#### Source extract:
____________________

Dear Editor,

We thank De Sutter, De Waele, and Vermeulen for their comments and interest regarding our publication on the penetration of antibacterial agents into pulmonary epithelial lining fluid (ELF) [1, 2]. We agree that a timely review of this highly relevant topic was needed as a significant number of published studies occurred during the past decade and new antibacterial drug development programs are incorporating these clinical observations [2,3,4]. As we outlined, most of the intrapulmonary penetration studies have been conducted in healthy adult subjects using bronchoalveolar lavage to determine whether an antibacterial agent penetrated into ELF and in what amount [2, 5, 6]. Currently, there are a limited number of bronchoalveolar lavage studies measuring ELF concentrations in critically ill patients secondary to the practical and ethical issues associated with such research [2, 5].

We appreciate and applaud the authors’ interest in physiologically based pharmacokinetic (PBPK) models and non-invasive sampling techniques for studying intrapulmonary concentrations in critically ill patients. The application of PBPK modeling has advanced over the last two decades and serves as another option for modeling and simulating concentration–time data using physiological and mechanistic approaches, in vitro information, and in silico methods [7]. This sophisticated and potentially complex analysis is being employed by academic, regulatory, and industry investigators to address drug selection and system-specific development issues (e.g., study design, first-in-human dosing, various dosage formulations, drug–drug interactions, and pharmacokinetic variability) in different patient populations even when drug exposure data may be difficult to determine [7, 8]. Several recently published manuscripts have documented the usefulness of PBPK modeling to predict systemic and pulmonary ELF exposure of antibacterial agents, including drugs being repurposed for COVID-19 [9,10,11,12].

When we first started conducting intrapulmonary penetration studies almost 30 years ago, lung tissue homogenates and comparison with concomitant plasma concentrations were still being advocated [13, 14]. Since that time, the paradigm has shifted to measuring specific sites of where bacterial lung infections occur (i.e., extracellular and intracellular drug concentrations), assessing in vivo pharmacodynamics of antibacterial agents in animal infection models, and applying population pharmacokinetic-pharmacodynamic modeling and simulation for developing dosage regimens applicable to both research studies and/or clinical practice [2, 4, 5]. We acknowledge that measuring ELF concentrations and population-pharmacokinetic modeling are not a panacea for understanding intrapulmonary penetration of antibacterial agents and ensuring clinical success for the treatment of bacterial pneumonia. However, this current approach has advanced the importance of drug exposure in the lung and assisted in the dose selection of new (and old) antibacterial agents.

____________________

#### Entries supplied:
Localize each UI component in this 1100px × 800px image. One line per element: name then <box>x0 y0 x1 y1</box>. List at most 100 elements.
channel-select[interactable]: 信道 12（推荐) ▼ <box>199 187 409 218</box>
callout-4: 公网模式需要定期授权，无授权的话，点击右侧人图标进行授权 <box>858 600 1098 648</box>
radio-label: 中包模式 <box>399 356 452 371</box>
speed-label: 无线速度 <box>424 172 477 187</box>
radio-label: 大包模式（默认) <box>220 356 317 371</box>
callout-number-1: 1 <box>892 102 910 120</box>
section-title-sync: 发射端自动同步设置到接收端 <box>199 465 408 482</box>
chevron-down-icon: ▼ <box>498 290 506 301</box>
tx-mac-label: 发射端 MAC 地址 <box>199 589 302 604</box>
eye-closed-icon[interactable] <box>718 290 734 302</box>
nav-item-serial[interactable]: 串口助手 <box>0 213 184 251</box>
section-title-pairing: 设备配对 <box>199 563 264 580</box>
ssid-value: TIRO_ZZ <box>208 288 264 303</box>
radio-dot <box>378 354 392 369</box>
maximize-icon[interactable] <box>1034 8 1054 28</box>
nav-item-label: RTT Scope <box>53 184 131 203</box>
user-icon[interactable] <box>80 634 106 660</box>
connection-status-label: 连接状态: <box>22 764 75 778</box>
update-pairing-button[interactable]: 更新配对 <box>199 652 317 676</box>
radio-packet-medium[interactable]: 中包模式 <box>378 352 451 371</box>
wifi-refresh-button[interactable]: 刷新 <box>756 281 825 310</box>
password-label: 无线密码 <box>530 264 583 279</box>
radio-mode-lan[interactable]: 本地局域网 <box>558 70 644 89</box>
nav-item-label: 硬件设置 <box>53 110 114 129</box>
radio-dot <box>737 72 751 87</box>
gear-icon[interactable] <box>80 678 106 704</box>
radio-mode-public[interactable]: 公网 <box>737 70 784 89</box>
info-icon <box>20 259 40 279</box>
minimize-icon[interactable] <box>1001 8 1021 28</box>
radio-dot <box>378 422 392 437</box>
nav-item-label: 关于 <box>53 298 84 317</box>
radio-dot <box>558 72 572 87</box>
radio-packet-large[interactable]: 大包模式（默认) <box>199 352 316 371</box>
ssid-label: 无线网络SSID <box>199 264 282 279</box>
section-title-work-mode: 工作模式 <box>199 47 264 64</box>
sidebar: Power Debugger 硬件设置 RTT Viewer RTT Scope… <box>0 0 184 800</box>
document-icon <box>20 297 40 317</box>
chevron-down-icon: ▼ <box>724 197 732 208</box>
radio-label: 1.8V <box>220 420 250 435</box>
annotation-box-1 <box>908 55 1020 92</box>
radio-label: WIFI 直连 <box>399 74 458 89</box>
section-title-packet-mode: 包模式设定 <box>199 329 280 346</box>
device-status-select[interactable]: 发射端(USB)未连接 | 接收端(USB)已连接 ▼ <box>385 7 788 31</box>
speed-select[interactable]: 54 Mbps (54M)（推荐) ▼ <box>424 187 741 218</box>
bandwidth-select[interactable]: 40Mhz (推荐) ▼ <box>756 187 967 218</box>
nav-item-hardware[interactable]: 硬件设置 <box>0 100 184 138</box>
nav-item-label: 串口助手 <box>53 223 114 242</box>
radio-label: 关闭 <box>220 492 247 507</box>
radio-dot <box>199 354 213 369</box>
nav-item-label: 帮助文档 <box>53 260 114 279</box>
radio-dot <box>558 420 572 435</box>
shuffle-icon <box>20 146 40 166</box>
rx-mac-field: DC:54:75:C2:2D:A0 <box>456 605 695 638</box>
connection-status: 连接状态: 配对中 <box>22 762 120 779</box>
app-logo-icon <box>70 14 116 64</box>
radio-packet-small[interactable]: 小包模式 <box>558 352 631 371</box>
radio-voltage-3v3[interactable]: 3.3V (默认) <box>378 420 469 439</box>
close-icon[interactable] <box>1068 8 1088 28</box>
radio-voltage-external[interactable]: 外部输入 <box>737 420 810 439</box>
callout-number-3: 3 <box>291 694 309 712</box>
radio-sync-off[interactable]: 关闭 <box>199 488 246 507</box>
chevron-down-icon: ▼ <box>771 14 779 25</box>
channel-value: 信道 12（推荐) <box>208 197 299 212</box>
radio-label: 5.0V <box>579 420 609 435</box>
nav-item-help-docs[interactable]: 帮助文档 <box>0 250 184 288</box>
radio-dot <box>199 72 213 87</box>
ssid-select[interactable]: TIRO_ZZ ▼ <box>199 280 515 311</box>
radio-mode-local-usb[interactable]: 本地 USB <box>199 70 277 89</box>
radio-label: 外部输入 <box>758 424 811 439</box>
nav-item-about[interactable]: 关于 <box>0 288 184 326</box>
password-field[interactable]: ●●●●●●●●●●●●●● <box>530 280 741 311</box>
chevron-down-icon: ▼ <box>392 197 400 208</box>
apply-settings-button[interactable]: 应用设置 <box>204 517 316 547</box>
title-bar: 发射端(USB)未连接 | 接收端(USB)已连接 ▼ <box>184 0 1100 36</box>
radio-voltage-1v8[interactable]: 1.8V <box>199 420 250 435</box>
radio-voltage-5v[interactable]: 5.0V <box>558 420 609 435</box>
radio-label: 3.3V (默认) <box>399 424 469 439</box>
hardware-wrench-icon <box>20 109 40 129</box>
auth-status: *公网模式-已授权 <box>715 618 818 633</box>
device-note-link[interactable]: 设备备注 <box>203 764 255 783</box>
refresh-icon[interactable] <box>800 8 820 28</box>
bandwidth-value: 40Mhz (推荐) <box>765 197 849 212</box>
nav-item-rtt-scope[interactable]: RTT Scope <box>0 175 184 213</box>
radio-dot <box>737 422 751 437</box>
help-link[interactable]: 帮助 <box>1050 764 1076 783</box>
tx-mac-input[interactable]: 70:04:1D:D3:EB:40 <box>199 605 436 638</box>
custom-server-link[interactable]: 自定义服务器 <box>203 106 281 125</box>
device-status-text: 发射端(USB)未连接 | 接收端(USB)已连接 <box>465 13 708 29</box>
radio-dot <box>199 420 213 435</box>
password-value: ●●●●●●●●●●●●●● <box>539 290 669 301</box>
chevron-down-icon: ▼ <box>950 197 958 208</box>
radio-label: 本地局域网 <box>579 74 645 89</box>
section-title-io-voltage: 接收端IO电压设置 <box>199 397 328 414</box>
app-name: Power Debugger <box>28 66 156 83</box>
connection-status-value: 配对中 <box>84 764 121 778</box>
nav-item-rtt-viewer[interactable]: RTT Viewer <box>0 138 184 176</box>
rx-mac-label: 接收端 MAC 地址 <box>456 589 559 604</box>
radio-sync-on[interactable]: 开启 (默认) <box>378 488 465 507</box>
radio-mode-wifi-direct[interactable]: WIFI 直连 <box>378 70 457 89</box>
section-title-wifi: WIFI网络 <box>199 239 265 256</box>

____________________

#### Problem to work on:
Answer these questions from the letter above:
1. In what subjects have most intrapulmonary penetration studies been conducted?
2. Over what period has PBPK modeling advanced?
3. What was still being advocated when the writers began intrapulmonary penetration studies almost 30 years ago?

#### Answer area:
1. Healthy adult subjects.
2. The last two decades.
3. Lung tissue homogenates and comparison with concomitant plasma concentrations.